== What this task involves ==
Reproduce all entries word for word.

== Provided information ==
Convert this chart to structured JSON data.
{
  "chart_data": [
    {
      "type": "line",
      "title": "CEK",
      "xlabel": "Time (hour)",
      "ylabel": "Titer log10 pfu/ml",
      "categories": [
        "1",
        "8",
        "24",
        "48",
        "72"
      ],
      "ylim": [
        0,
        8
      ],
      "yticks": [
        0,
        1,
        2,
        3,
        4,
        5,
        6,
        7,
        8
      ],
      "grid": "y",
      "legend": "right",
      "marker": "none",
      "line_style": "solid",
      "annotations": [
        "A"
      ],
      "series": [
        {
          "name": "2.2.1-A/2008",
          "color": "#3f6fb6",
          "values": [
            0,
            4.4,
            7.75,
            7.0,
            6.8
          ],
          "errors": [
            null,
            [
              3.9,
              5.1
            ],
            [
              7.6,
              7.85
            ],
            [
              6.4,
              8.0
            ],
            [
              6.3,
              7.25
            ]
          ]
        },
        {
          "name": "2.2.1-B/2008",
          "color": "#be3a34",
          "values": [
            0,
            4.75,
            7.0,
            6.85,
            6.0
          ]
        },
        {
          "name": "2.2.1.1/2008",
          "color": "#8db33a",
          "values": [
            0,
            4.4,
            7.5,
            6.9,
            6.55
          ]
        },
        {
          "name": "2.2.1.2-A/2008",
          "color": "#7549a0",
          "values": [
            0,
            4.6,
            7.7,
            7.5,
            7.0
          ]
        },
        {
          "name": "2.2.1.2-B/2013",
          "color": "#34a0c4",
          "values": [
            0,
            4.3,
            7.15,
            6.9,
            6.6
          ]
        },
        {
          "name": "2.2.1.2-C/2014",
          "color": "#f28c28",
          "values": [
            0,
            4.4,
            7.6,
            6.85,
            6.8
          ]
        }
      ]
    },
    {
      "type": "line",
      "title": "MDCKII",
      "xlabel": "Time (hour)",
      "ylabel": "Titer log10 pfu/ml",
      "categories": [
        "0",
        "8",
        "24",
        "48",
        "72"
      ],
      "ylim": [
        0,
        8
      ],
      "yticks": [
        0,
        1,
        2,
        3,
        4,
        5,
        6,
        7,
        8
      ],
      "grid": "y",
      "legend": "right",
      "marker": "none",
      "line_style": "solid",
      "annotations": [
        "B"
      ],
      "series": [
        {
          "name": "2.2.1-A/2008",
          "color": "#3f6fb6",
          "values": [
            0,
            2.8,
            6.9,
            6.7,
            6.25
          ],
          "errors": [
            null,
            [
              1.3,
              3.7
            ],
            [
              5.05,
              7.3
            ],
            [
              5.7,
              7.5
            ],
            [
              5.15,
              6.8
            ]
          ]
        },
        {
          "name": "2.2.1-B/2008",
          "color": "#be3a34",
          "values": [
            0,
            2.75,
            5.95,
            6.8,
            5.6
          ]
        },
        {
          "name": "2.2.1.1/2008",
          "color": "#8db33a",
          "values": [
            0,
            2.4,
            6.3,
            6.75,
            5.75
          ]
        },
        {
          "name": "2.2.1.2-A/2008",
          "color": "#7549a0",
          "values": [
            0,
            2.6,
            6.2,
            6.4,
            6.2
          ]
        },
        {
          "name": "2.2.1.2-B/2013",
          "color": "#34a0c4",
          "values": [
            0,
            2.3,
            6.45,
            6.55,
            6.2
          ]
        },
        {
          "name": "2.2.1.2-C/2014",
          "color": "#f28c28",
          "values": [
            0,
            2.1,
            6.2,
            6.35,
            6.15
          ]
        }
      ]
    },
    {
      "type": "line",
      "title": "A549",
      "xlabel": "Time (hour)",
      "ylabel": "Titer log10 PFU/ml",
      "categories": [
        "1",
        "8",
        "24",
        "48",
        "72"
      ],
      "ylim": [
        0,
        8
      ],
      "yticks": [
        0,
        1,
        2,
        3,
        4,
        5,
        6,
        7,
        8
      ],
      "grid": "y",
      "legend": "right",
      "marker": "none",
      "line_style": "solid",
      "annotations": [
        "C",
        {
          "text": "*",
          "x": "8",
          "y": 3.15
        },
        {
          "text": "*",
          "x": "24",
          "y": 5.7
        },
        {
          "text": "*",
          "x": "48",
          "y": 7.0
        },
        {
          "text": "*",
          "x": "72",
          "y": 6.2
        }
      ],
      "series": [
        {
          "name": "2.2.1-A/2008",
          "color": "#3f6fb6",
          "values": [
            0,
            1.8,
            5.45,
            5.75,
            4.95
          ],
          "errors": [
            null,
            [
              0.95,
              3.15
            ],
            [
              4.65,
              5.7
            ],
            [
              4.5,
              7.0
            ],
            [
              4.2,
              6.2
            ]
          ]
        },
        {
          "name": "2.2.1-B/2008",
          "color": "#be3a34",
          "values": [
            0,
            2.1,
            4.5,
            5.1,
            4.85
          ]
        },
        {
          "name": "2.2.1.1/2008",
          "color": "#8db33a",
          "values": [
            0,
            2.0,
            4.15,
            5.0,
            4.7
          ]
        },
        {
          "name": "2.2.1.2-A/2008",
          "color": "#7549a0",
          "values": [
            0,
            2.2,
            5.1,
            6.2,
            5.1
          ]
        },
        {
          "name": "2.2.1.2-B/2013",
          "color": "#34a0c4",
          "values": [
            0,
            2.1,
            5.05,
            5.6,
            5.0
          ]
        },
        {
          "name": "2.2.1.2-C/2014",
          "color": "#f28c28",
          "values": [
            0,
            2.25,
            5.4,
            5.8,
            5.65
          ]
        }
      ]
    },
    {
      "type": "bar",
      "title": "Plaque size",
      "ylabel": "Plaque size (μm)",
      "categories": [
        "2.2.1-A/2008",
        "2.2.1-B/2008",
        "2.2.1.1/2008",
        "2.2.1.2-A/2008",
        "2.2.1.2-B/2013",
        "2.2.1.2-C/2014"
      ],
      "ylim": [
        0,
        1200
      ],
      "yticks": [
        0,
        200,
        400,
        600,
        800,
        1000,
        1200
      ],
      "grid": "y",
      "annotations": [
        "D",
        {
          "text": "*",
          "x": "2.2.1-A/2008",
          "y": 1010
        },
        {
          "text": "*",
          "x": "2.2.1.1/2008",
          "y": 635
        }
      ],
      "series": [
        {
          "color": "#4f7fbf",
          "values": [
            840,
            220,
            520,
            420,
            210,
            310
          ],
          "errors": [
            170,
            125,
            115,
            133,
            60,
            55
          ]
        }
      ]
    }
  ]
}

== Answer below ==
Convert this chart to structured JSON data.
{
  "chart_data": [
    {
      "type": "line",
      "title": "CEK",
      "xlabel": "Time (hour)",
      "ylabel": "Titer log10 pfu/ml",
      "categories": [
        "1",
        "8",
        "24",
        "48",
        "72"
      ],
      "ylim": [
        0,
        8
      ],
      "yticks": [
        0,
        1,
        2,
        3,
        4,
        5,
        6,
        7,
        8
      ],
      "grid": "y",
      "legend": "right",
      "marker": "none",
      "line_style": "solid",
      "annotations": [
        "A"
      ],
      "series": [
        {
          "name": "2.2.1-A/2008",
          "color": "#3f6fb6",
          "values": [
            0,
            4.4,
            7.75,
            7.0,
            6.8
          ],
          "errors": [
            null,
            [
              3.9,
              5.1
            ],
            [
              7.6,
              7.85
            ],
            [
              6.4,
              8.0
            ],
            [
              6.3,
              7.25
            ]
          ]
        },
        {
          "name": "2.2.1-B/2008",
          "color": "#be3a34",
          "values": [
            0,
            4.75,
            7.0,
            6.85,
            6.0
          ]
        },
        {
          "name": "2.2.1.1/2008",
          "color": "#8db33a",
          "values": [
            0,
            4.4,
            7.5,
            6.9,
            6.55
          ]
        },
        {
          "name": "2.2.1.2-A/2008",
          "color": "#7549a0",
          "values": [
            0,
            4.6,
            7.7,
            7.5,
            7.0
          ]
        },
        {
          "name": "2.2.1.2-B/2013",
          "color": "#34a0c4",
          "values": [
            0,
            4.3,
            7.15,
            6.9,
            6.6
          ]
        },
        {
          "name": "2.2.1.2-C/2014",
          "color": "#f28c28",
          "values": [
            0,
            4.4,
            7.6,
            6.85,
            6.8
          ]
        }
      ]
    },
    {
      "type": "line",
      "title": "MDCKII",
      "xlabel": "Time (hour)",
      "ylabel": "Titer log10 pfu/ml",
      "categories": [
        "0",
        "8",
        "24",
        "48",
        "72"
      ],
      "ylim": [
        0,
        8
      ],
      "yticks": [
        0,
        1,
        2,
        3,
        4,
        5,
        6,
        7,
        8
      ],
      "grid": "y",
      "legend": "right",
      "marker": "none",
      "line_style": "solid",
      "annotations": [
        "B"
      ],
      "series": [
        {
          "name": "2.2.1-A/2008",
          "color": "#3f6fb6",
          "values": [
            0,
            2.8,
            6.9,
            6.7,
            6.25
          ],
          "errors": [
            null,
            [
              1.3,
              3.7
            ],
            [
              5.05,
              7.3
            ],
            [
              5.7,
              7.5
            ],
            [
              5.15,
              6.8
            ]
          ]
        },
        {
          "name": "2.2.1-B/2008",
          "color": "#be3a34",
          "values": [
            0,
            2.75,
            5.95,
            6.8,
            5.6
          ]
        },
        {
          "name": "2.2.1.1/2008",
          "color": "#8db33a",
          "values": [
            0,
            2.4,
            6.3,
            6.75,
            5.75
          ]
        },
        {
          "name": "2.2.1.2-A/2008",
          "color": "#7549a0",
          "values": [
            0,
            2.6,
            6.2,
            6.4,
            6.2
          ]
        },
        {
          "name": "2.2.1.2-B/2013",
          "color": "#34a0c4",
          "values": [
            0,
            2.3,
            6.45,
            6.55,
            6.2
          ]
        },
        {
          "name": "2.2.1.2-C/2014",
          "color": "#f28c28",
          "values": [
            0,
            2.1,
            6.2,
            6.35,
            6.15
          ]
        }
      ]
    },
    {
      "type": "line",
      "title": "A549",
      "xlabel": "Time (hour)",
      "ylabel": "Titer log10 PFU/ml",
      "categories": [
        "1",
        "8",
        "24",
        "48",
        "72"
      ],
      "ylim": [
        0,
        8
      ],
      "yticks": [
        0,
        1,
        2,
        3,
        4,
        5,
        6,
        7,
        8
      ],
      "grid": "y",
      "legend": "right",
      "marker": "none",
      "line_style": "solid",
      "annotations": [
        "C",
        {
          "text": "*",
          "x": "8",
          "y": 3.15
        },
        {
          "text": "*",
          "x": "24",
          "y": 5.7
        },
        {
          "text": "*",
          "x": "48",
          "y": 7.0
        },
        {
          "text": "*",
          "x": "72",
          "y": 6.2
        }
      ],
      "series": [
        {
          "name": "2.2.1-A/2008",
          "color": "#3f6fb6",
          "values": [
            0,
            1.8,
            5.45,
            5.75,
            4.95
          ],
          "errors": [
            null,
            [
              0.95,
              3.15
            ],
            [
              4.65,
              5.7
            ],
            [
              4.5,
              7.0
            ],
            [
              4.2,
              6.2
            ]
          ]
        },
        {
          "name": "2.2.1-B/2008",
          "color": "#be3a34",
          "values": [
            0,
            2.1,
            4.5,
            5.1,
            4.85
          ]
        },
        {
          "name": "2.2.1.1/2008",
          "color": "#8db33a",
          "values": [
            0,
            2.0,
            4.15,
            5.0,
            4.7
          ]
        },
        {
          "name": "2.2.1.2-A/2008",
          "color": "#7549a0",
          "values": [
            0,
            2.2,
            5.1,
            6.2,
            5.1
          ]
        },
        {
          "name": "2.2.1.2-B/2013",
          "color": "#34a0c4",
          "values": [
            0,
            2.1,
            5.05,
            5.6,
            5.0
          ]
        },
        {
          "name": "2.2.1.2-C/2014",
          "color": "#f28c28",
          "values": [
            0,
            2.25,
            5.4,
            5.8,
            5.65
          ]
        }
      ]
    },
    {
      "type": "bar",
      "title": "Plaque size",
      "ylabel": "Plaque size (μm)",
      "categories": [
        "2.2.1-A/2008",
        "2.2.1-B/2008",
        "2.2.1.1/2008",
        "2.2.1.2-A/2008",
        "2.2.1.2-B/2013",
        "2.2.1.2-C/2014"
      ],
      "ylim": [
        0,
        1200
      ],
      "yticks": [
        0,
        200,
        400,
        600,
        800,
        1000,
        1200
      ],
      "grid": "y",
      "annotations": [
        "D",
        {
          "text": "*",
          "x": "2.2.1-A/2008",
          "y": 1010
        },
        {
          "text": "*",
          "x": "2.2.1.1/2008",
          "y": 635
        }
      ],
      "series": [
        {
          "color": "#4f7fbf",
          "values": [
            840,
            220,
            520,
            420,
            210,
            310
          ],
          "errors": [
            170,
            125,
            115,
            133,
            60,
            55
          ]
        }
      ]
    }
  ]
}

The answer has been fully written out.